[Dataset records]
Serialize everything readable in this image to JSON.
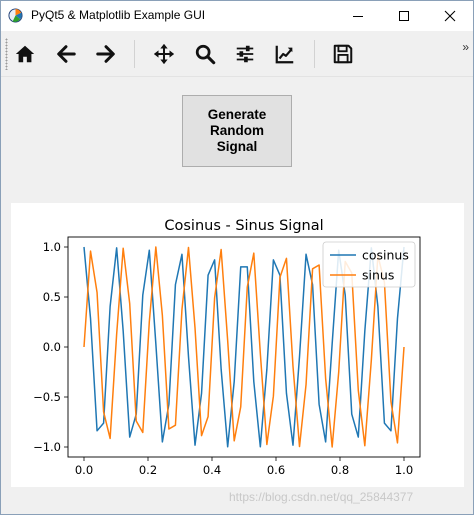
{
  "window": {
    "title": "PyQt5 & Matplotlib Example GUI"
  },
  "icons": {
    "app": "matplotlib-icon",
    "minimize": "minimize-icon",
    "maximize": "maximize-icon",
    "close": "close-icon",
    "home": "home-icon",
    "back": "back-arrow-icon",
    "forward": "forward-arrow-icon",
    "pan": "pan-move-icon",
    "zoom": "zoom-magnifier-icon",
    "configure": "configure-subplots-icon",
    "edit": "edit-axis-icon",
    "save": "save-floppy-icon"
  },
  "toolbar": {
    "overflow": "»"
  },
  "button": {
    "label": "Generate Random Signal"
  },
  "chart_data": {
    "type": "line",
    "title": "Cosinus - Sinus Signal",
    "xlim": [
      -0.05,
      1.05
    ],
    "ylim": [
      -1.1,
      1.1
    ],
    "xticks": [
      "0.0",
      "0.2",
      "0.4",
      "0.6",
      "0.8",
      "1.0"
    ],
    "yticks": [
      "1.0",
      "0.5",
      "0.0",
      "−0.5",
      "−1.0"
    ],
    "frequency": 10,
    "sample_count": 50,
    "series": [
      {
        "name": "cosinus",
        "color": "#1f77b4",
        "function": "cos"
      },
      {
        "name": "sinus",
        "color": "#ff7f0e",
        "function": "sin"
      }
    ],
    "legend": "top-right",
    "grid": false
  },
  "watermark": "https://blog.csdn.net/qq_25844377"
}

■ What this task involves ■
Quote each line of the listing exactly, but leave the pictures out.

■ The solution ■
Serialize everything readable in this image to JSON.
{
  "window": {
    "title": "PyQt5 & Matplotlib Example GUI"
  },
  "icons": {
    "app": "matplotlib-icon",
    "minimize": "minimize-icon",
    "maximize": "maximize-icon",
    "close": "close-icon",
    "home": "home-icon",
    "back": "back-arrow-icon",
    "forward": "forward-arrow-icon",
    "pan": "pan-move-icon",
    "zoom": "zoom-magnifier-icon",
    "configure": "configure-subplots-icon",
    "edit": "edit-axis-icon",
    "save": "save-floppy-icon"
  },
  "toolbar": {
    "overflow": "»"
  },
  "button": {
    "label": "Generate Random Signal"
  },
  "chart_data": {
    "type": "line",
    "title": "Cosinus - Sinus Signal",
    "xlim": [
      -0.05,
      1.05
    ],
    "ylim": [
      -1.1,
      1.1
    ],
    "xticks": [
      "0.0",
      "0.2",
      "0.4",
      "0.6",
      "0.8",
      "1.0"
    ],
    "yticks": [
      "1.0",
      "0.5",
      "0.0",
      "−0.5",
      "−1.0"
    ],
    "frequency": 10,
    "sample_count": 50,
    "series": [
      {
        "name": "cosinus",
        "color": "#1f77b4",
        "function": "cos"
      },
      {
        "name": "sinus",
        "color": "#ff7f0e",
        "function": "sin"
      }
    ],
    "legend": "top-right",
    "grid": false
  },
  "watermark": "https://blog.csdn.net/qq_25844377"
}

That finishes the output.